"""

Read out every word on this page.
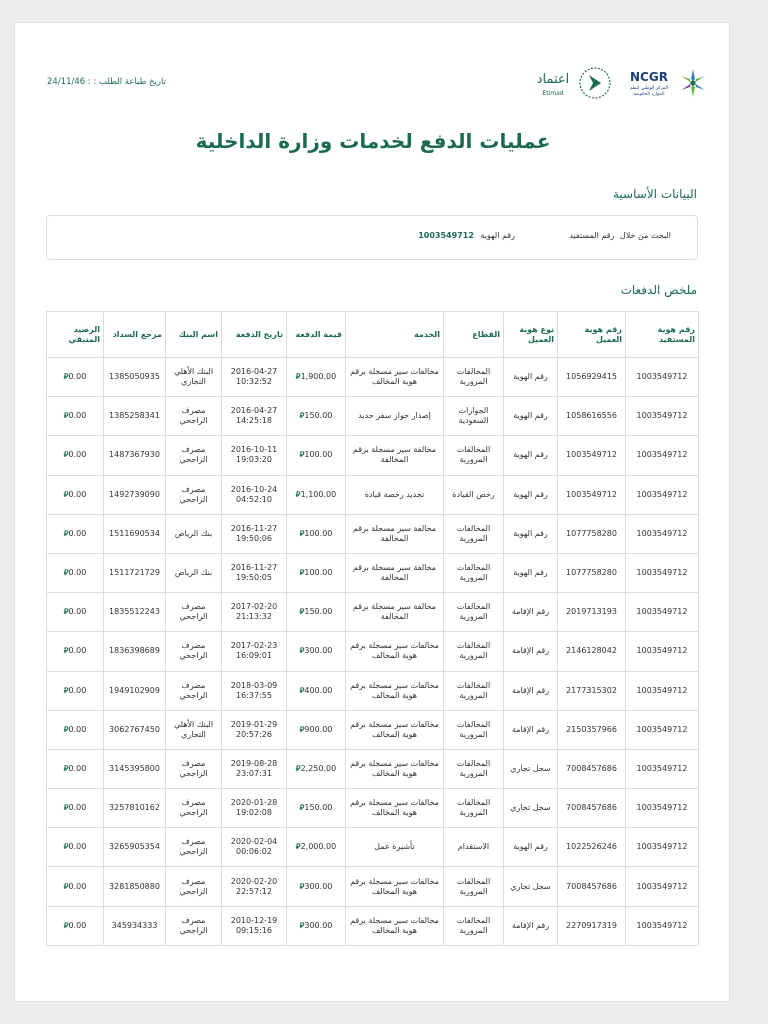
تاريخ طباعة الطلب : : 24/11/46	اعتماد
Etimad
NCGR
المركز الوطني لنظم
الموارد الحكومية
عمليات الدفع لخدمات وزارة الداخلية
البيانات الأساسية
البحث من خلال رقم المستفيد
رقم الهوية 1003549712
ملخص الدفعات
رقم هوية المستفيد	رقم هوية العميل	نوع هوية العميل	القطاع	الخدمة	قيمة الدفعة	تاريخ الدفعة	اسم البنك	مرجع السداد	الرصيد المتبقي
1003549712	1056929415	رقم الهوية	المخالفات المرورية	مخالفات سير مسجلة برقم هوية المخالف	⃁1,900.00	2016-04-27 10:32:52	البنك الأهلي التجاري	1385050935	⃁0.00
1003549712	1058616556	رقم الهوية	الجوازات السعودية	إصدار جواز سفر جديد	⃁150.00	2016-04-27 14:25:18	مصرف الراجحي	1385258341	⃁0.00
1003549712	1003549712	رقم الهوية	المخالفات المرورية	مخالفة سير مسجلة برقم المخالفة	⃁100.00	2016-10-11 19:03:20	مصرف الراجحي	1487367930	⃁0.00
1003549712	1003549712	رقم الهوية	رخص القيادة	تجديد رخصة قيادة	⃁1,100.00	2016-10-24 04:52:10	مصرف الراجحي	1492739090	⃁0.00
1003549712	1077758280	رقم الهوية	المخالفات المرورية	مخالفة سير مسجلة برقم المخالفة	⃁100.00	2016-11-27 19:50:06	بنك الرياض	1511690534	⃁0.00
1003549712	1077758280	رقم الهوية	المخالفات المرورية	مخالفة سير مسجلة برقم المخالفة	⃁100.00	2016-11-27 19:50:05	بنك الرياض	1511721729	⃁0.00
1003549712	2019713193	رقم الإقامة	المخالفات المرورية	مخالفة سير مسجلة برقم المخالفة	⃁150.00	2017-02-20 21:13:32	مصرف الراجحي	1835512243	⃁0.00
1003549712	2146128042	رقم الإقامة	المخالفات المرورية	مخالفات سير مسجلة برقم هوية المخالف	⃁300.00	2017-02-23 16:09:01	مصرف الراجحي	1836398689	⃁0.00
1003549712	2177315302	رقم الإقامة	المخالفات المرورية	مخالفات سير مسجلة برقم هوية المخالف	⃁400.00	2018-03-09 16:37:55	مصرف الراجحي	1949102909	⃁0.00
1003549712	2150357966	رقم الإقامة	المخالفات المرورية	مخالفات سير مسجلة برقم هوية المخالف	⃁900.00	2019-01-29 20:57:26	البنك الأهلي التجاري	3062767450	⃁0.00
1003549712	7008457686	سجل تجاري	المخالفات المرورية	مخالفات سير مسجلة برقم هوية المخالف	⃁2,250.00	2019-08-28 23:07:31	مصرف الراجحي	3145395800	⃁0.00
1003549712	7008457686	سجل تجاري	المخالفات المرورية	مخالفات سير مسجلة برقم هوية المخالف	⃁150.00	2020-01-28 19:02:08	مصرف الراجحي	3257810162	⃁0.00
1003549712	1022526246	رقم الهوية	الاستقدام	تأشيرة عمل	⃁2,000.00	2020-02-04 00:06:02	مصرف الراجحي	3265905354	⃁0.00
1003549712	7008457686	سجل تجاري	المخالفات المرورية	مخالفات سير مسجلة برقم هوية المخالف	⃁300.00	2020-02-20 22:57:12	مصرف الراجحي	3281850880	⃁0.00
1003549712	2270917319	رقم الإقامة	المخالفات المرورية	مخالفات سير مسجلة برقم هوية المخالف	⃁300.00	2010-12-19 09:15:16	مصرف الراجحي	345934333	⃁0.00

"""

- **GOAL**
Reproduce every entry exactly, but omit each picture.

- **OUTPUT**
Read out every word on this page.
تاريخ طباعة الطلب : : 24/11/46	اعتماد
Etimad
NCGR
المركز الوطني لنظم
الموارد الحكومية
عمليات الدفع لخدمات وزارة الداخلية
البيانات الأساسية
البحث من خلال رقم المستفيد
رقم الهوية 1003549712
ملخص الدفعات
رقم هوية المستفيد	رقم هوية العميل	نوع هوية العميل	القطاع	الخدمة	قيمة الدفعة	تاريخ الدفعة	اسم البنك	مرجع السداد	الرصيد المتبقي
1003549712	1056929415	رقم الهوية	المخالفات المرورية	مخالفات سير مسجلة برقم هوية المخالف	⃁1,900.00	2016-04-27 10:32:52	البنك الأهلي التجاري	1385050935	⃁0.00
1003549712	1058616556	رقم الهوية	الجوازات السعودية	إصدار جواز سفر جديد	⃁150.00	2016-04-27 14:25:18	مصرف الراجحي	1385258341	⃁0.00
1003549712	1003549712	رقم الهوية	المخالفات المرورية	مخالفة سير مسجلة برقم المخالفة	⃁100.00	2016-10-11 19:03:20	مصرف الراجحي	1487367930	⃁0.00
1003549712	1003549712	رقم الهوية	رخص القيادة	تجديد رخصة قيادة	⃁1,100.00	2016-10-24 04:52:10	مصرف الراجحي	1492739090	⃁0.00
1003549712	1077758280	رقم الهوية	المخالفات المرورية	مخالفة سير مسجلة برقم المخالفة	⃁100.00	2016-11-27 19:50:06	بنك الرياض	1511690534	⃁0.00
1003549712	1077758280	رقم الهوية	المخالفات المرورية	مخالفة سير مسجلة برقم المخالفة	⃁100.00	2016-11-27 19:50:05	بنك الرياض	1511721729	⃁0.00
1003549712	2019713193	رقم الإقامة	المخالفات المرورية	مخالفة سير مسجلة برقم المخالفة	⃁150.00	2017-02-20 21:13:32	مصرف الراجحي	1835512243	⃁0.00
1003549712	2146128042	رقم الإقامة	المخالفات المرورية	مخالفات سير مسجلة برقم هوية المخالف	⃁300.00	2017-02-23 16:09:01	مصرف الراجحي	1836398689	⃁0.00
1003549712	2177315302	رقم الإقامة	المخالفات المرورية	مخالفات سير مسجلة برقم هوية المخالف	⃁400.00	2018-03-09 16:37:55	مصرف الراجحي	1949102909	⃁0.00
1003549712	2150357966	رقم الإقامة	المخالفات المرورية	مخالفات سير مسجلة برقم هوية المخالف	⃁900.00	2019-01-29 20:57:26	البنك الأهلي التجاري	3062767450	⃁0.00
1003549712	7008457686	سجل تجاري	المخالفات المرورية	مخالفات سير مسجلة برقم هوية المخالف	⃁2,250.00	2019-08-28 23:07:31	مصرف الراجحي	3145395800	⃁0.00
1003549712	7008457686	سجل تجاري	المخالفات المرورية	مخالفات سير مسجلة برقم هوية المخالف	⃁150.00	2020-01-28 19:02:08	مصرف الراجحي	3257810162	⃁0.00
1003549712	1022526246	رقم الهوية	الاستقدام	تأشيرة عمل	⃁2,000.00	2020-02-04 00:06:02	مصرف الراجحي	3265905354	⃁0.00
1003549712	7008457686	سجل تجاري	المخالفات المرورية	مخالفات سير مسجلة برقم هوية المخالف	⃁300.00	2020-02-20 22:57:12	مصرف الراجحي	3281850880	⃁0.00
1003549712	2270917319	رقم الإقامة	المخالفات المرورية	مخالفات سير مسجلة برقم هوية المخالف	⃁300.00	2010-12-19 09:15:16	مصرف الراجحي	345934333	⃁0.00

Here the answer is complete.